*Problem to solve*
Identify the lines that contain the string "курган" and copy all of them.

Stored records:
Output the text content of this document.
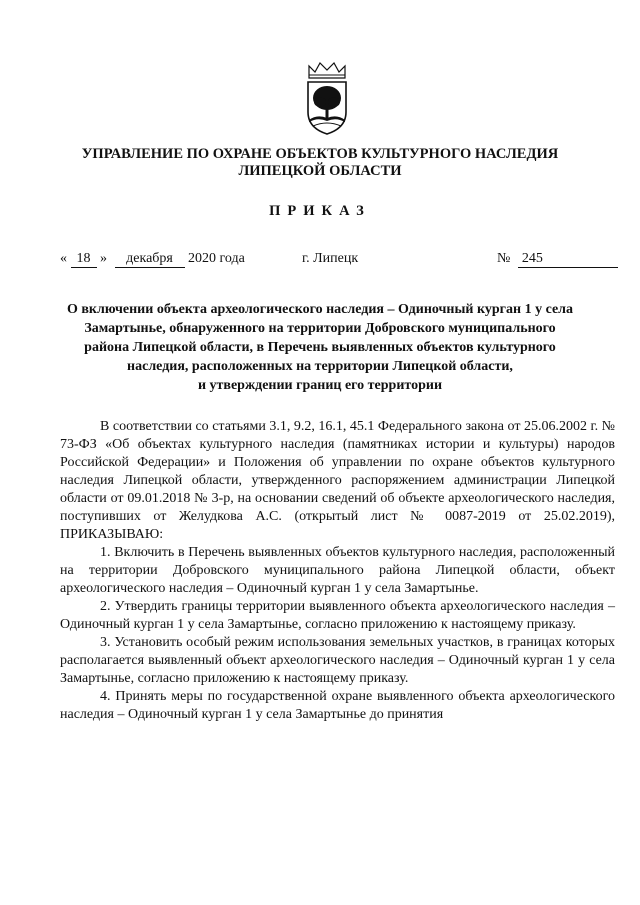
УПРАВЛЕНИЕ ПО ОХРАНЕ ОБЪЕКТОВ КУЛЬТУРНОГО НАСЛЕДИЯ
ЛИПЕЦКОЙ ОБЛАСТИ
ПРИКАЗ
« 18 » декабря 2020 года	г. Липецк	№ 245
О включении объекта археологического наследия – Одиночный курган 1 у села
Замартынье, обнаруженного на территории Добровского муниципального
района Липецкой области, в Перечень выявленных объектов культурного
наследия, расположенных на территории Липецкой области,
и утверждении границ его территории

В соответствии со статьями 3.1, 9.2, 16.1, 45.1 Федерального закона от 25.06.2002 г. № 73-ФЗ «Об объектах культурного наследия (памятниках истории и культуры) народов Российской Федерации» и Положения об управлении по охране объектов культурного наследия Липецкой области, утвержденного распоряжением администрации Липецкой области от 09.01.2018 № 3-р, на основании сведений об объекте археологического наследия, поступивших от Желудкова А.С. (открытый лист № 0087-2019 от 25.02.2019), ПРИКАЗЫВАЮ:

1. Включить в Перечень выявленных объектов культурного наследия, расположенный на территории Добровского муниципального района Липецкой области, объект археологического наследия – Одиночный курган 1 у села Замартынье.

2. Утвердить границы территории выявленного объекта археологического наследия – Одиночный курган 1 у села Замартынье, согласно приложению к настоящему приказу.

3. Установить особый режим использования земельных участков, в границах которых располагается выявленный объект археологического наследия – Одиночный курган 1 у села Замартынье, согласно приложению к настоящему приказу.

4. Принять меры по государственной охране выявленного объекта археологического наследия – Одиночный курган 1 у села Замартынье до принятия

*Task answer*
О включении объекта археологического наследия – Одиночный курган 1 у села
1. Включить в Перечень выявленных объектов культурного наследия, расположенный на территории Добровского муниципального района Липецкой области, объект археологического наследия – Одиночный курган 1 у села Замартынье.
2. Утвердить границы территории выявленного объекта археологического наследия – Одиночный курган 1 у села Замартынье, согласно приложению к настоящему приказу.
3. Установить особый режим использования земельных участков, в границах которых располагается выявленный объект археологического наследия – Одиночный курган 1 у села Замартынье, согласно приложению к настоящему приказу.
4. Принять меры по государственной охране выявленного объекта археологического наследия – Одиночный курган 1 у села Замартынье до принятия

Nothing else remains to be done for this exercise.